Your task is to print the material below exactly as presented.

Part of a data file:
--

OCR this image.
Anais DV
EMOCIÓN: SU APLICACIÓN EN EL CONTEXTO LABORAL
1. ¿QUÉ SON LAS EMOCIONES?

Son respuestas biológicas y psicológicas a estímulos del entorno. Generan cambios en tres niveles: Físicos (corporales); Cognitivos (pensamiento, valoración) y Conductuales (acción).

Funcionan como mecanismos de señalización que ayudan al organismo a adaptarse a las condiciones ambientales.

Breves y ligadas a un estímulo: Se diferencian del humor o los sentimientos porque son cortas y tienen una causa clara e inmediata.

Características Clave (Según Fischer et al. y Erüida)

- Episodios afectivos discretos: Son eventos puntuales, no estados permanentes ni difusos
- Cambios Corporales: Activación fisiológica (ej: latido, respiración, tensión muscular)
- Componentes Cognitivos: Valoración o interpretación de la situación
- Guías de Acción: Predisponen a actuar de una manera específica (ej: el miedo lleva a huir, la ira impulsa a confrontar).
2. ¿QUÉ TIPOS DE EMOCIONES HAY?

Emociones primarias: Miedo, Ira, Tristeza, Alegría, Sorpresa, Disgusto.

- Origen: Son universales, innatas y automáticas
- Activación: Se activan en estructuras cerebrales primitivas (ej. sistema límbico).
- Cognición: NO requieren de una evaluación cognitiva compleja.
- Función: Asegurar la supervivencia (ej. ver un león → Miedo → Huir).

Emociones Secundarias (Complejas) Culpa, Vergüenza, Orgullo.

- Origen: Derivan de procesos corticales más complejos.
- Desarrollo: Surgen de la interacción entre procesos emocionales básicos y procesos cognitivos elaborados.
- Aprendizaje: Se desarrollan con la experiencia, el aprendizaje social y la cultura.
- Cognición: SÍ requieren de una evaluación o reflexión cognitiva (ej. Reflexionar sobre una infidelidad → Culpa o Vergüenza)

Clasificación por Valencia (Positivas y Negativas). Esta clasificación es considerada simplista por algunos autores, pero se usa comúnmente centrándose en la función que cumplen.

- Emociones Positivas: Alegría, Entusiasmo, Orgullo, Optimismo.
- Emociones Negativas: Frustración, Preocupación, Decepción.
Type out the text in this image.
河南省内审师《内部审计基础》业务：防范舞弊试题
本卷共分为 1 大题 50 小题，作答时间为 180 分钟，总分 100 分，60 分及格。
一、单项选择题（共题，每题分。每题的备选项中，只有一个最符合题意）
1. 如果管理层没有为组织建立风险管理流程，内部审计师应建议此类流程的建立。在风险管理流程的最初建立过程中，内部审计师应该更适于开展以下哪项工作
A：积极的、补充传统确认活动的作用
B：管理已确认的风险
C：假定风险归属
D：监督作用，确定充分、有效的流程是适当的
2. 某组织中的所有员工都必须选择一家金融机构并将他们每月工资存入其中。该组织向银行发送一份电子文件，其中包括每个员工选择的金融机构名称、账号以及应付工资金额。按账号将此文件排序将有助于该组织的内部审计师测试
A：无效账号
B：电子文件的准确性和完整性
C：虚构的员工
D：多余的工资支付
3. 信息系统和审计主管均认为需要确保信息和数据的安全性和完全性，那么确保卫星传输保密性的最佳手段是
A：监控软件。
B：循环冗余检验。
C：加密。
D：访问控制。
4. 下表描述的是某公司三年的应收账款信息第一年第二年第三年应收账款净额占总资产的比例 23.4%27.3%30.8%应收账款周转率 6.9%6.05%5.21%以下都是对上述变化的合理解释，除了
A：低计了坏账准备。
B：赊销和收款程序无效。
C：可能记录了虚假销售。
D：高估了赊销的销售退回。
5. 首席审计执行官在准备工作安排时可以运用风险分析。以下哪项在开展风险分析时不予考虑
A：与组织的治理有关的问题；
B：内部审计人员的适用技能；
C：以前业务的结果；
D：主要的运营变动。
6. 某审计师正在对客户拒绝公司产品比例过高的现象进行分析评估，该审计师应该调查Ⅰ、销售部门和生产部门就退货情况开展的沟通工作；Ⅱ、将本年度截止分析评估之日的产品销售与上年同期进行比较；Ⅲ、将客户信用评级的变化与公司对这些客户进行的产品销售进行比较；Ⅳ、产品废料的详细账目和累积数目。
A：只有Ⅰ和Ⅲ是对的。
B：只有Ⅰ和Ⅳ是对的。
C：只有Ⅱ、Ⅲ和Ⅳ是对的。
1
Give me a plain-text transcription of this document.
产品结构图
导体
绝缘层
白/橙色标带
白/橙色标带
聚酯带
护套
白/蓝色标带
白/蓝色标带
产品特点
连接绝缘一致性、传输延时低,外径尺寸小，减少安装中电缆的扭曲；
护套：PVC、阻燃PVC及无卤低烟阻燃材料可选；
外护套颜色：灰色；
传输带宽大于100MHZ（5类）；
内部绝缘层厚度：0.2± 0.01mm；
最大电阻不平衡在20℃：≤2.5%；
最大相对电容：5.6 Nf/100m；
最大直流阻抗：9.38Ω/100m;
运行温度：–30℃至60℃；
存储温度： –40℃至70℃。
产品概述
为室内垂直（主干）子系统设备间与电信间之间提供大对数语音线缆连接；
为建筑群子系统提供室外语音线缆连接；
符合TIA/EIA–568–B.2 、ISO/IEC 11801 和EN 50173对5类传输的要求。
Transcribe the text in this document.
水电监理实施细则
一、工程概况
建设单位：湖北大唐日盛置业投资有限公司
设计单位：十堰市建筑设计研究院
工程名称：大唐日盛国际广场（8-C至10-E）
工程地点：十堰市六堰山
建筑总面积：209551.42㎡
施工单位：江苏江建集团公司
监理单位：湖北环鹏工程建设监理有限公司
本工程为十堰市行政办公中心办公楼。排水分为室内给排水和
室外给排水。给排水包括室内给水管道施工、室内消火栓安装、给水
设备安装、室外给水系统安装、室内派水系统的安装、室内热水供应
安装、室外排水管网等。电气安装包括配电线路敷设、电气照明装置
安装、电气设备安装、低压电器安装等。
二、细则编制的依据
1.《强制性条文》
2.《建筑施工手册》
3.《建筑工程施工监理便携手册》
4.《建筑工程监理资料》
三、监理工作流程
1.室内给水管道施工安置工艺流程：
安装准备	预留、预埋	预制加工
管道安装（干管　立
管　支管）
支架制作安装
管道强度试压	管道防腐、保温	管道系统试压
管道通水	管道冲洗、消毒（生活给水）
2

--

● Output of the task:
OCR this image.
Anais DV
EMOCIÓN: SU APLICACIÓN EN EL CONTEXTO LABORAL
1. ¿QUÉ SON LAS EMOCIONES?

Son respuestas biológicas y psicológicas a estímulos del entorno. Generan cambios en tres niveles: Físicos (corporales); Cognitivos (pensamiento, valoración) y Conductuales (acción).

Funcionan como mecanismos de señalización que ayudan al organismo a adaptarse a las condiciones ambientales.

Breves y ligadas a un estímulo: Se diferencian del humor o los sentimientos porque son cortas y tienen una causa clara e inmediata.

Características Clave (Según Fischer et al. y Erüida)

- Episodios afectivos discretos: Son eventos puntuales, no estados permanentes ni difusos
- Cambios Corporales: Activación fisiológica (ej: latido, respiración, tensión muscular)
- Componentes Cognitivos: Valoración o interpretación de la situación
- Guías de Acción: Predisponen a actuar de una manera específica (ej: el miedo lleva a huir, la ira impulsa a confrontar).
2. ¿QUÉ TIPOS DE EMOCIONES HAY?

Emociones primarias: Miedo, Ira, Tristeza, Alegría, Sorpresa, Disgusto.

- Origen: Son universales, innatas y automáticas
- Activación: Se activan en estructuras cerebrales primitivas (ej. sistema límbico).
- Cognición: NO requieren de una evaluación cognitiva compleja.
- Función: Asegurar la supervivencia (ej. ver un león → Miedo → Huir).

Emociones Secundarias (Complejas) Culpa, Vergüenza, Orgullo.

- Origen: Derivan de procesos corticales más complejos.
- Desarrollo: Surgen de la interacción entre procesos emocionales básicos y procesos cognitivos elaborados.
- Aprendizaje: Se desarrollan con la experiencia, el aprendizaje social y la cultura.
- Cognición: SÍ requieren de una evaluación o reflexión cognitiva (ej. Reflexionar sobre una infidelidad → Culpa o Vergüenza)

Clasificación por Valencia (Positivas y Negativas). Esta clasificación es considerada simplista por algunos autores, pero se usa comúnmente centrándose en la función que cumplen.

- Emociones Positivas: Alegría, Entusiasmo, Orgullo, Optimismo.
- Emociones Negativas: Frustración, Preocupación, Decepción.
Type out the text in this image.
河南省内审师《内部审计基础》业务：防范舞弊试题
本卷共分为 1 大题 50 小题，作答时间为 180 分钟，总分 100 分，60 分及格。
一、单项选择题（共题，每题分。每题的备选项中，只有一个最符合题意）
1. 如果管理层没有为组织建立风险管理流程，内部审计师应建议此类流程的建立。在风险管理流程的最初建立过程中，内部审计师应该更适于开展以下哪项工作
A：积极的、补充传统确认活动的作用
B：管理已确认的风险
C：假定风险归属
D：监督作用，确定充分、有效的流程是适当的
2. 某组织中的所有员工都必须选择一家金融机构并将他们每月工资存入其中。该组织向银行发送一份电子文件，其中包括每个员工选择的金融机构名称、账号以及应付工资金额。按账号将此文件排序将有助于该组织的内部审计师测试
A：无效账号
B：电子文件的准确性和完整性
C：虚构的员工
D：多余的工资支付
3. 信息系统和审计主管均认为需要确保信息和数据的安全性和完全性，那么确保卫星传输保密性的最佳手段是
A：监控软件。
B：循环冗余检验。
C：加密。
D：访问控制。
4. 下表描述的是某公司三年的应收账款信息第一年第二年第三年应收账款净额占总资产的比例 23.4%27.3%30.8%应收账款周转率 6.9%6.05%5.21%以下都是对上述变化的合理解释，除了
A：低计了坏账准备。
B：赊销和收款程序无效。
C：可能记录了虚假销售。
D：高估了赊销的销售退回。
5. 首席审计执行官在准备工作安排时可以运用风险分析。以下哪项在开展风险分析时不予考虑
A：与组织的治理有关的问题；
B：内部审计人员的适用技能；
C：以前业务的结果；
D：主要的运营变动。
6. 某审计师正在对客户拒绝公司产品比例过高的现象进行分析评估，该审计师应该调查Ⅰ、销售部门和生产部门就退货情况开展的沟通工作；Ⅱ、将本年度截止分析评估之日的产品销售与上年同期进行比较；Ⅲ、将客户信用评级的变化与公司对这些客户进行的产品销售进行比较；Ⅳ、产品废料的详细账目和累积数目。
A：只有Ⅰ和Ⅲ是对的。
B：只有Ⅰ和Ⅳ是对的。
C：只有Ⅱ、Ⅲ和Ⅳ是对的。
1
Give me a plain-text transcription of this document.
产品结构图
导体
绝缘层
白/橙色标带
白/橙色标带
聚酯带
护套
白/蓝色标带
白/蓝色标带
产品特点
连接绝缘一致性、传输延时低,外径尺寸小，减少安装中电缆的扭曲；
护套：PVC、阻燃PVC及无卤低烟阻燃材料可选；
外护套颜色：灰色；
传输带宽大于100MHZ（5类）；
内部绝缘层厚度：0.2± 0.01mm；
最大电阻不平衡在20℃：≤2.5%；
最大相对电容：5.6 Nf/100m；
最大直流阻抗：9.38Ω/100m;
运行温度：–30℃至60℃；
存储温度： –40℃至70℃。
产品概述
为室内垂直（主干）子系统设备间与电信间之间提供大对数语音线缆连接；
为建筑群子系统提供室外语音线缆连接；
符合TIA/EIA–568–B.2 、ISO/IEC 11801 和EN 50173对5类传输的要求。
Transcribe the text in this document.
水电监理实施细则
一、工程概况
建设单位：湖北大唐日盛置业投资有限公司
设计单位：十堰市建筑设计研究院
工程名称：大唐日盛国际广场（8-C至10-E）
工程地点：十堰市六堰山
建筑总面积：209551.42㎡
施工单位：江苏江建集团公司
监理单位：湖北环鹏工程建设监理有限公司
本工程为十堰市行政办公中心办公楼。排水分为室内给排水和
室外给排水。给排水包括室内给水管道施工、室内消火栓安装、给水
设备安装、室外给水系统安装、室内派水系统的安装、室内热水供应
安装、室外排水管网等。电气安装包括配电线路敷设、电气照明装置
安装、电气设备安装、低压电器安装等。
二、细则编制的依据
1.《强制性条文》
2.《建筑施工手册》
3.《建筑工程施工监理便携手册》
4.《建筑工程监理资料》
三、监理工作流程
1.室内给水管道施工安置工艺流程：
安装准备	预留、预埋	预制加工
管道安装（干管　立
管　支管）
支架制作安装
管道强度试压	管道防腐、保温	管道系统试压
管道通水	管道冲洗、消毒（生活给水）
2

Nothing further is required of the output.